▸ WHAT TO PRODUCE
Write only the number of lines in the records beneath that hold "beslut".

▸ STORED DATA
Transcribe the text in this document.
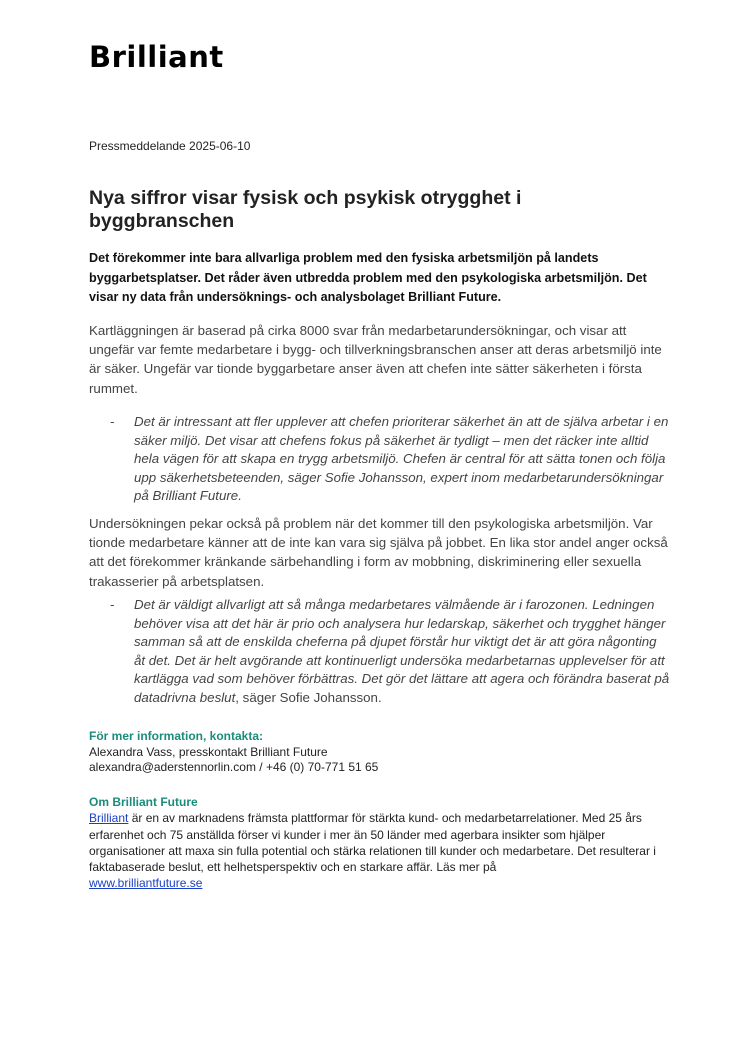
Brilliant
Pressmeddelande 2025-06-10
Nya siffror visar fysisk och psykisk otrygghet i byggbranschen

Det förekommer inte bara allvarliga problem med den fysiska arbetsmiljön på landets byggarbetsplatser. Det råder även utbredda problem med den psykologiska arbetsmiljön. Det visar ny data från undersöknings- och analysbolaget Brilliant Future.

Kartläggningen är baserad på cirka 8000 svar från medarbetarundersökningar, och visar att ungefär var femte medarbetare i bygg- och tillverkningsbranschen anser att deras arbetsmiljö inte är säker. Ungefär var tionde byggarbetare anser även att chefen inte sätter säkerheten i första rummet.

- Det är intressant att fler upplever att chefen prioriterar säkerhet än att de själva arbetar i en säker miljö. Det visar att chefens fokus på säkerhet är tydligt – men det räcker inte alltid hela vägen för att skapa en trygg arbetsmiljö. Chefen är central för att sätta tonen och följa upp säkerhetsbeteenden, säger Sofie Johansson, expert inom medarbetarundersökningar på Brilliant Future.

Undersökningen pekar också på problem när det kommer till den psykologiska arbetsmiljön. Var tionde medarbetare känner att de inte kan vara sig själva på jobbet. En lika stor andel anger också att det förekommer kränkande särbehandling i form av mobbning, diskriminering eller sexuella trakasserier på arbetsplatsen.

- Det är väldigt allvarligt att så många medarbetares välmående är i farozonen. Ledningen behöver visa att det här är prio och analysera hur ledarskap, säkerhet och trygghet hänger samman så att de enskilda cheferna på djupet förstår hur viktigt det är att göra någonting åt det. Det är helt avgörande att kontinuerligt undersöka medarbetarnas upplevelser för att kartlägga vad som behöver förbättras. Det gör det lättare att agera och förändra baserat på datadrivna beslut, säger Sofie Johansson.
För mer information, kontakta:
Alexandra Vass, presskontakt Brilliant Future
alexandra@aderstennorlin.com / +46 (0) 70-771 51 65
Om Brilliant Future
Brilliant är en av marknadens främsta plattformar för stärkta kund- och medarbetarrelationer. Med 25 års erfarenhet och 75 anställda förser vi kunder i mer än 50 länder med agerbara insikter som hjälper organisationer att maxa sin fulla potential och stärka relationen till kunder och medarbetare. Det resulterar i faktabaserade beslut, ett helhetsperspektiv och en starkare affär. Läs mer på
www.brilliantfuture.se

▸ SOLUTION TO THE EXERCISE
2